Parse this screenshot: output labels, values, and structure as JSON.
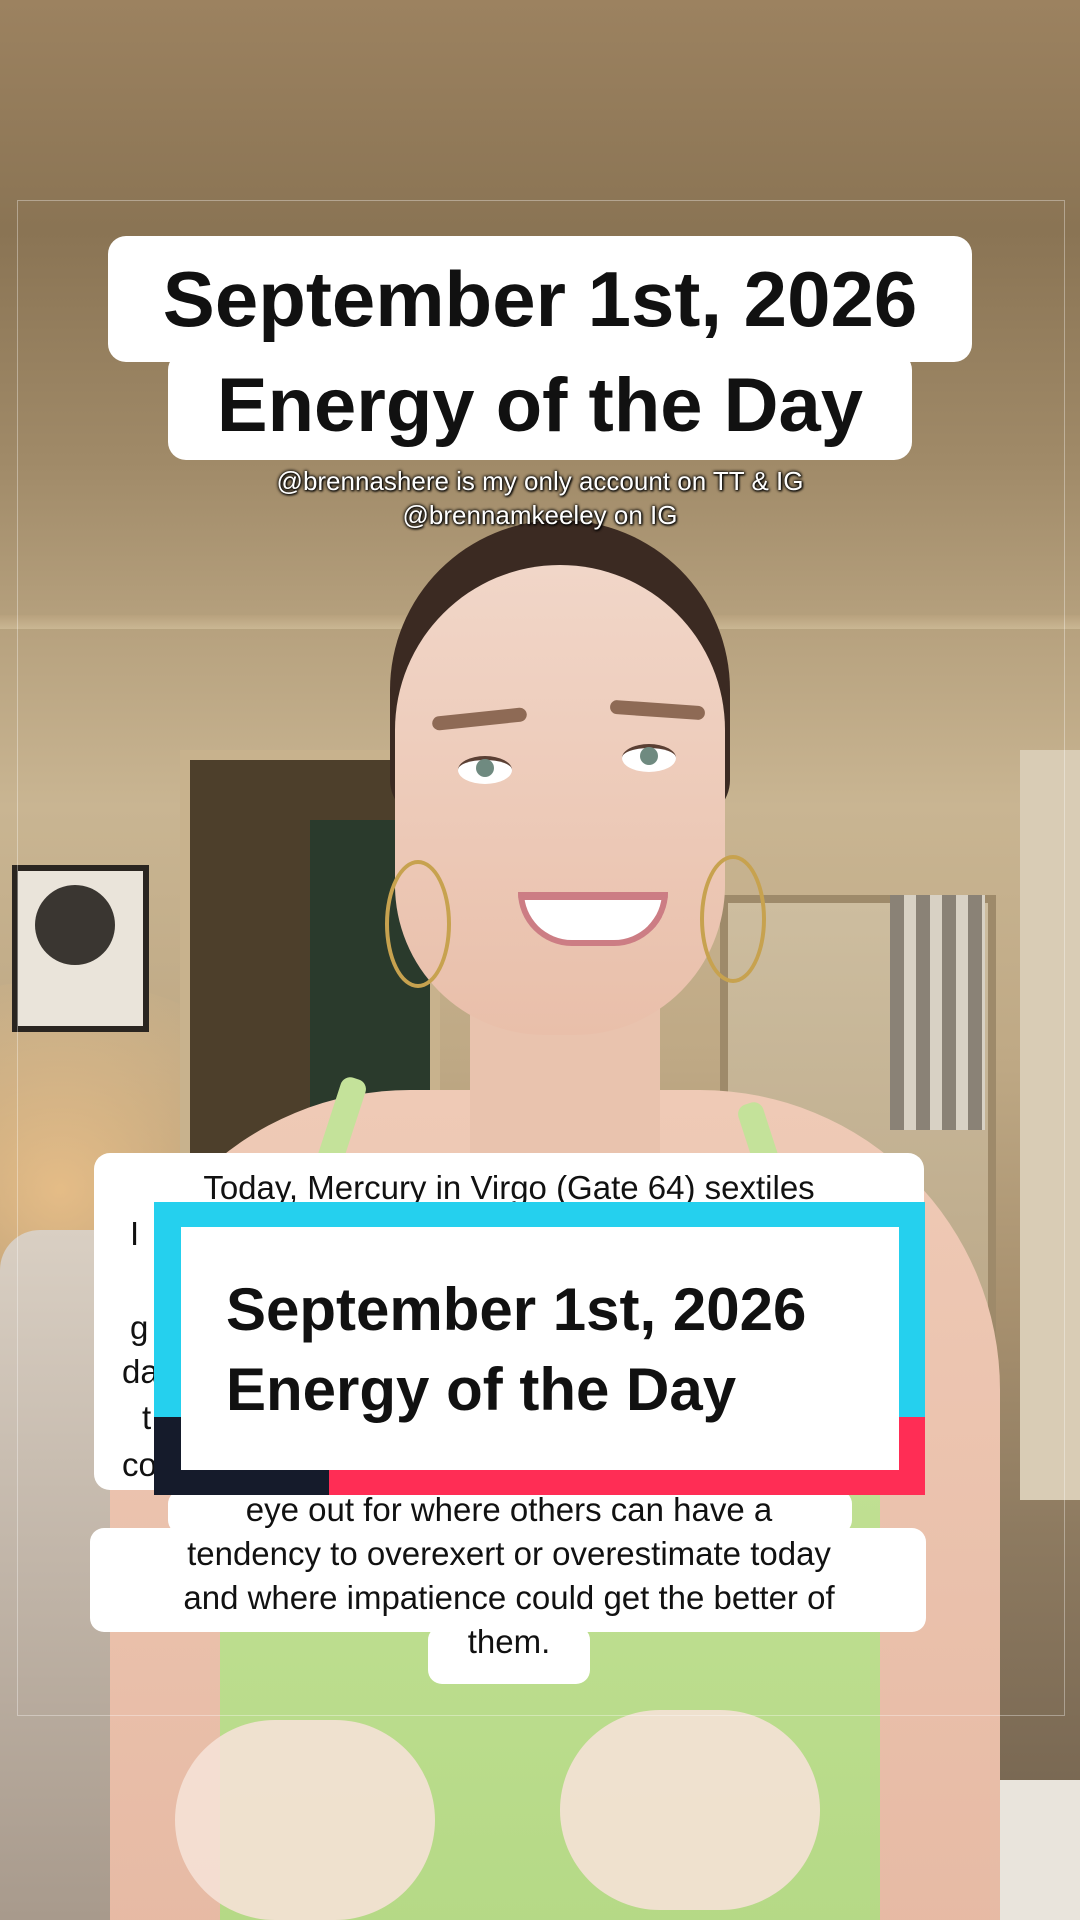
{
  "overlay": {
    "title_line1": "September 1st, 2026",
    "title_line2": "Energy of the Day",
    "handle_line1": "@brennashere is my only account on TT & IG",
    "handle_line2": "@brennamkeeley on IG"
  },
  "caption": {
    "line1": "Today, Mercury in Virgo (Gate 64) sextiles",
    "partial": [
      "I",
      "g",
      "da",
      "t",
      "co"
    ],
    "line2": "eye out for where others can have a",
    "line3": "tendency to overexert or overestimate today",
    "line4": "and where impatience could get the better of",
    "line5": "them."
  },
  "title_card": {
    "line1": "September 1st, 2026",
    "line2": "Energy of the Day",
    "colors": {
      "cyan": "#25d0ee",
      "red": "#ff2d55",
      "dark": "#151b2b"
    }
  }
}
++++++
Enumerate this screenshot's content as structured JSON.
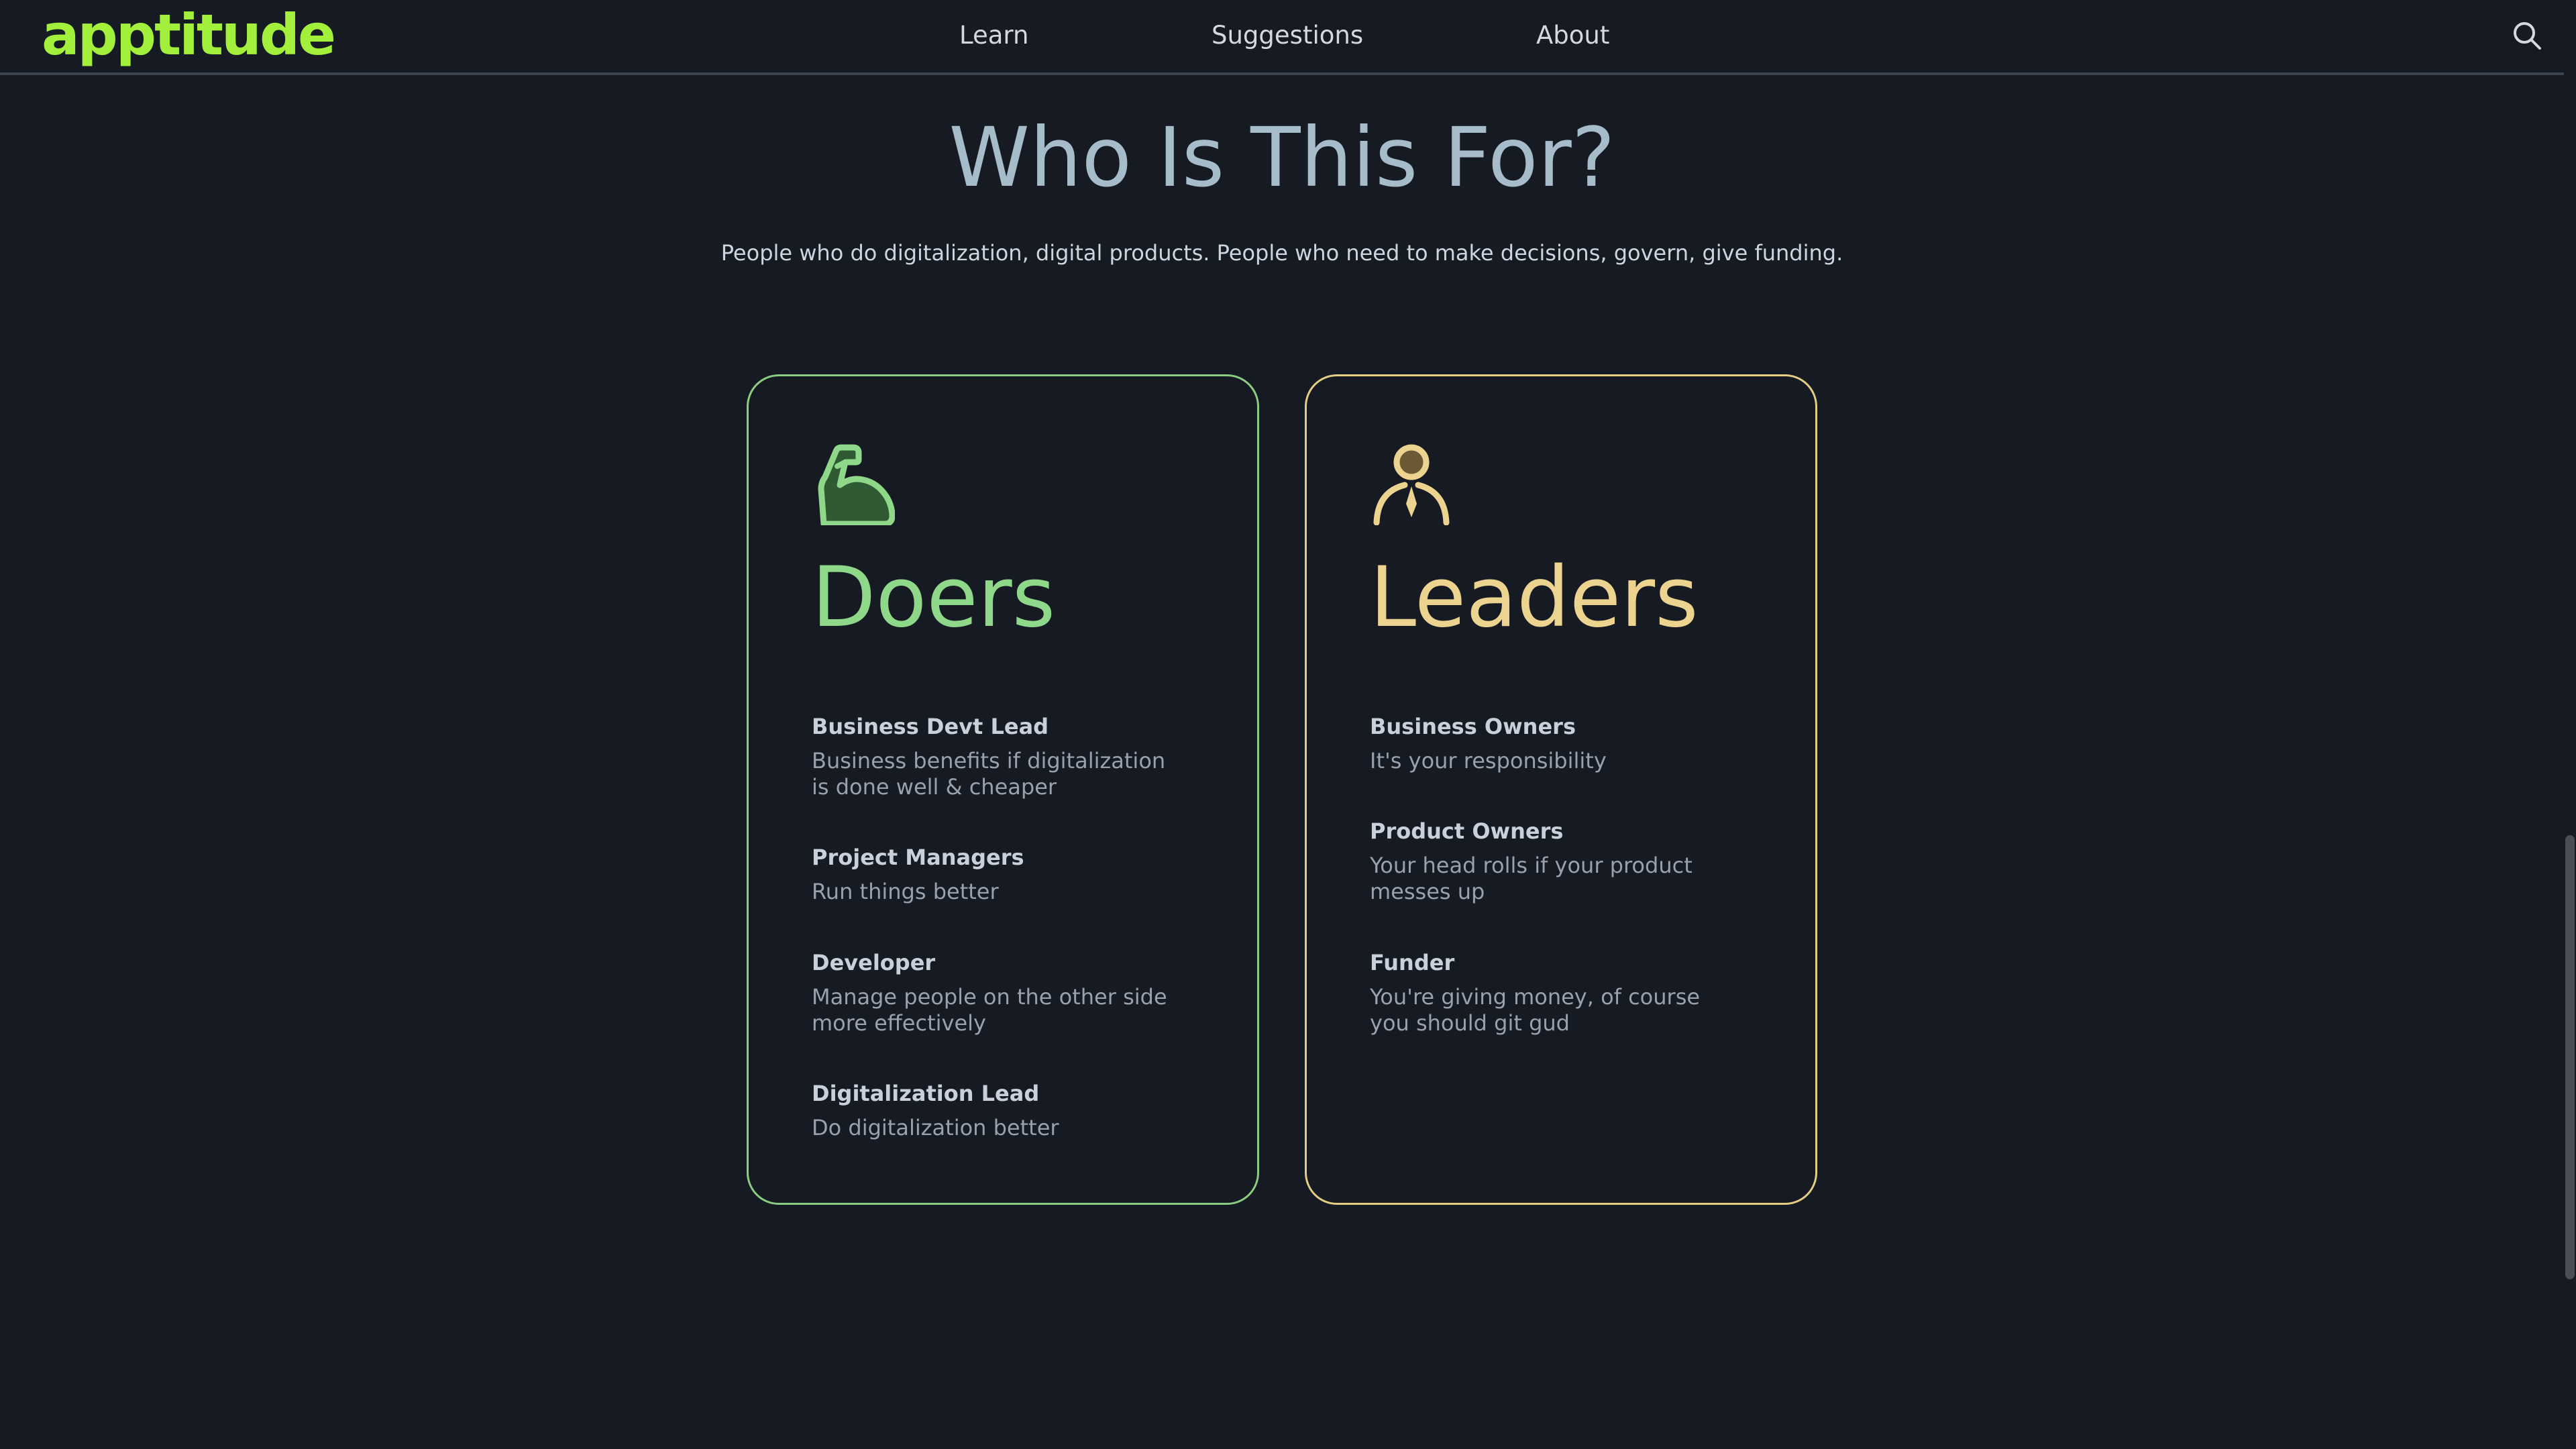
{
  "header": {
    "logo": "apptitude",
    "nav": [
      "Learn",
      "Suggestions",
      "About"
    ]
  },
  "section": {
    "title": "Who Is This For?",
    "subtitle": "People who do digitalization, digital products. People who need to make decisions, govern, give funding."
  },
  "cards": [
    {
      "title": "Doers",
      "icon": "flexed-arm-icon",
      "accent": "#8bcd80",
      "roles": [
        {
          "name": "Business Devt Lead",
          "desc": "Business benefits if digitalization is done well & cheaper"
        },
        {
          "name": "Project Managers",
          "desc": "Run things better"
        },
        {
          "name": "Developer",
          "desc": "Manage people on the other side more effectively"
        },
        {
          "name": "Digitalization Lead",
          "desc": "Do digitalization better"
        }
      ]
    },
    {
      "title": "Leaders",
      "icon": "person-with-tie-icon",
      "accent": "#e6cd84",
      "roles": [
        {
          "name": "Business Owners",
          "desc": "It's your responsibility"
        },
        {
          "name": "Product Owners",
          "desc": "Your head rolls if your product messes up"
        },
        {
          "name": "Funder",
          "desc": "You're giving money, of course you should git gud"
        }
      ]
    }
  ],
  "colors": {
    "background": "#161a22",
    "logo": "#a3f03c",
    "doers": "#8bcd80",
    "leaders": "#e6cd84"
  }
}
++++++
◆ **Short task**
Go through the lines above. Select every one that has the string "name".

◆ **Written response**
          "name": "Business Devt Lead",
          "name": "Project Managers",
          "name": "Developer",
          "name": "Digitalization Lead",
          "name": "Business Owners",
          "name": "Product Owners",
          "name": "Funder",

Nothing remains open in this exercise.